● WHAT IS ASKED
Leave out the images and repeat the listing below without a single change.

[Items from a data source]
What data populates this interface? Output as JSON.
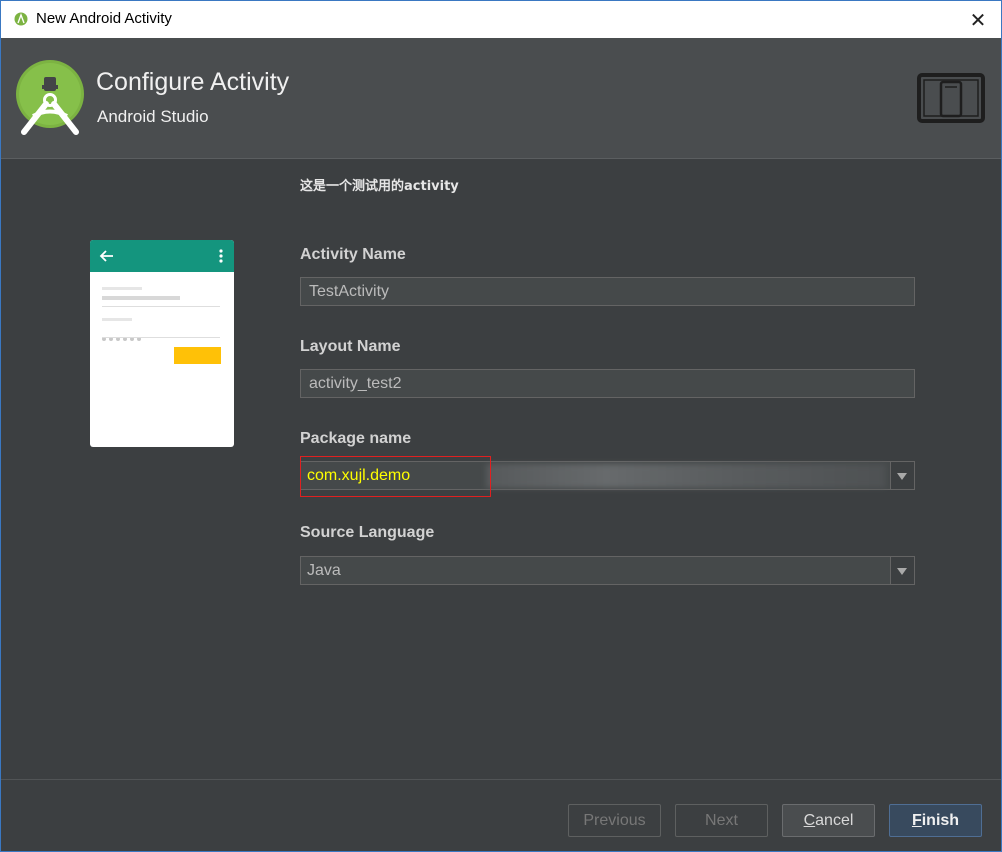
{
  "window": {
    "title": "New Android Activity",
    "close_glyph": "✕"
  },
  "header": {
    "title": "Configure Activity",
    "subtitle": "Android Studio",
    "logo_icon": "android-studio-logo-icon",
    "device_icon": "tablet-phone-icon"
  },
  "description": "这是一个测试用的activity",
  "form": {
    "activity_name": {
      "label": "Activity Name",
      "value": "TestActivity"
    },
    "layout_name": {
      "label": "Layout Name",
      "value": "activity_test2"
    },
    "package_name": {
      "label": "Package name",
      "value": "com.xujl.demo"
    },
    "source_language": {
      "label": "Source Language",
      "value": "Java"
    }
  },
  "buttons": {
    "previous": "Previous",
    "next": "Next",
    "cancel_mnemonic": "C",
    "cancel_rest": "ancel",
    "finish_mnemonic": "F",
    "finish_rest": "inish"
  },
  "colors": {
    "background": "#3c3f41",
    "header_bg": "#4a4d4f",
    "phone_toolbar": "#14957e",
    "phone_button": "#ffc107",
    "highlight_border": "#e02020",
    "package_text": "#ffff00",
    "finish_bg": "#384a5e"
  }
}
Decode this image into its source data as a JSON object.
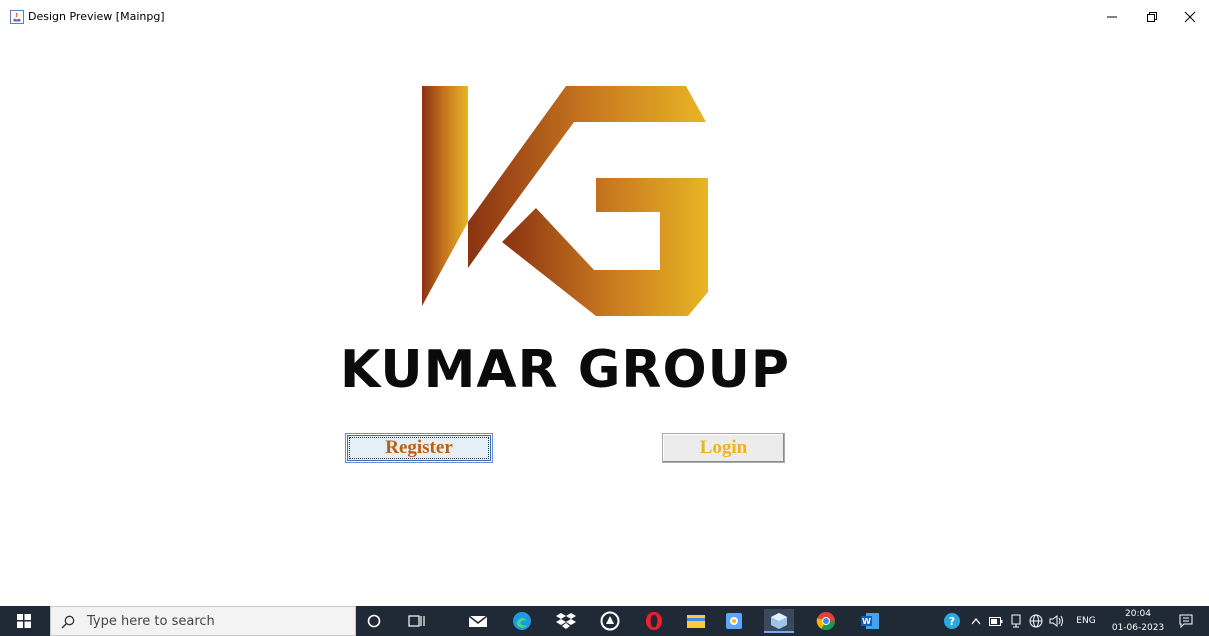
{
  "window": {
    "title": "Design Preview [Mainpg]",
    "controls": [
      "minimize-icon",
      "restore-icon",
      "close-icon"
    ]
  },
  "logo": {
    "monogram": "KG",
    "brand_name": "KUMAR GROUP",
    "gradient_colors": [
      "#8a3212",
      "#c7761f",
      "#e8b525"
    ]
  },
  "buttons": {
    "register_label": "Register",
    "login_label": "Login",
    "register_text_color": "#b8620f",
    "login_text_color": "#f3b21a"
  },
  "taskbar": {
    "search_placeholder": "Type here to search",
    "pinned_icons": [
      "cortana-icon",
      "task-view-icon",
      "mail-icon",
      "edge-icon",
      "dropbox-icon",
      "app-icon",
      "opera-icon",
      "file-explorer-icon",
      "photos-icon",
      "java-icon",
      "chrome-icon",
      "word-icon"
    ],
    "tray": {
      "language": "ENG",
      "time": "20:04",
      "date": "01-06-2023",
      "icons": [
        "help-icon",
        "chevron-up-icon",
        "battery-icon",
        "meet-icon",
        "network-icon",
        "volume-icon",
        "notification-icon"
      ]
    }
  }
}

● RESULT FOR THIS TASK
What data populates this interface? Output as JSON.
{
  "window": {
    "title": "New Android Activity",
    "close_glyph": "✕"
  },
  "header": {
    "title": "Configure Activity",
    "subtitle": "Android Studio",
    "logo_icon": "android-studio-logo-icon",
    "device_icon": "tablet-phone-icon"
  },
  "description": "这是一个测试用的activity",
  "form": {
    "activity_name": {
      "label": "Activity Name",
      "value": "TestActivity"
    },
    "layout_name": {
      "label": "Layout Name",
      "value": "activity_test2"
    },
    "package_name": {
      "label": "Package name",
      "value": "com.xujl.demo"
    },
    "source_language": {
      "label": "Source Language",
      "value": "Java"
    }
  },
  "buttons": {
    "previous": "Previous",
    "next": "Next",
    "cancel_mnemonic": "C",
    "cancel_rest": "ancel",
    "finish_mnemonic": "F",
    "finish_rest": "inish"
  },
  "colors": {
    "background": "#3c3f41",
    "header_bg": "#4a4d4f",
    "phone_toolbar": "#14957e",
    "phone_button": "#ffc107",
    "highlight_border": "#e02020",
    "package_text": "#ffff00",
    "finish_bg": "#384a5e"
  }
}
Decode this image into its source data as a JSON object.
{
  "window": {
    "title": "Design Preview [Mainpg]",
    "controls": [
      "minimize-icon",
      "restore-icon",
      "close-icon"
    ]
  },
  "logo": {
    "monogram": "KG",
    "brand_name": "KUMAR GROUP",
    "gradient_colors": [
      "#8a3212",
      "#c7761f",
      "#e8b525"
    ]
  },
  "buttons": {
    "register_label": "Register",
    "login_label": "Login",
    "register_text_color": "#b8620f",
    "login_text_color": "#f3b21a"
  },
  "taskbar": {
    "search_placeholder": "Type here to search",
    "pinned_icons": [
      "cortana-icon",
      "task-view-icon",
      "mail-icon",
      "edge-icon",
      "dropbox-icon",
      "app-icon",
      "opera-icon",
      "file-explorer-icon",
      "photos-icon",
      "java-icon",
      "chrome-icon",
      "word-icon"
    ],
    "tray": {
      "language": "ENG",
      "time": "20:04",
      "date": "01-06-2023",
      "icons": [
        "help-icon",
        "chevron-up-icon",
        "battery-icon",
        "meet-icon",
        "network-icon",
        "volume-icon",
        "notification-icon"
      ]
    }
  }
}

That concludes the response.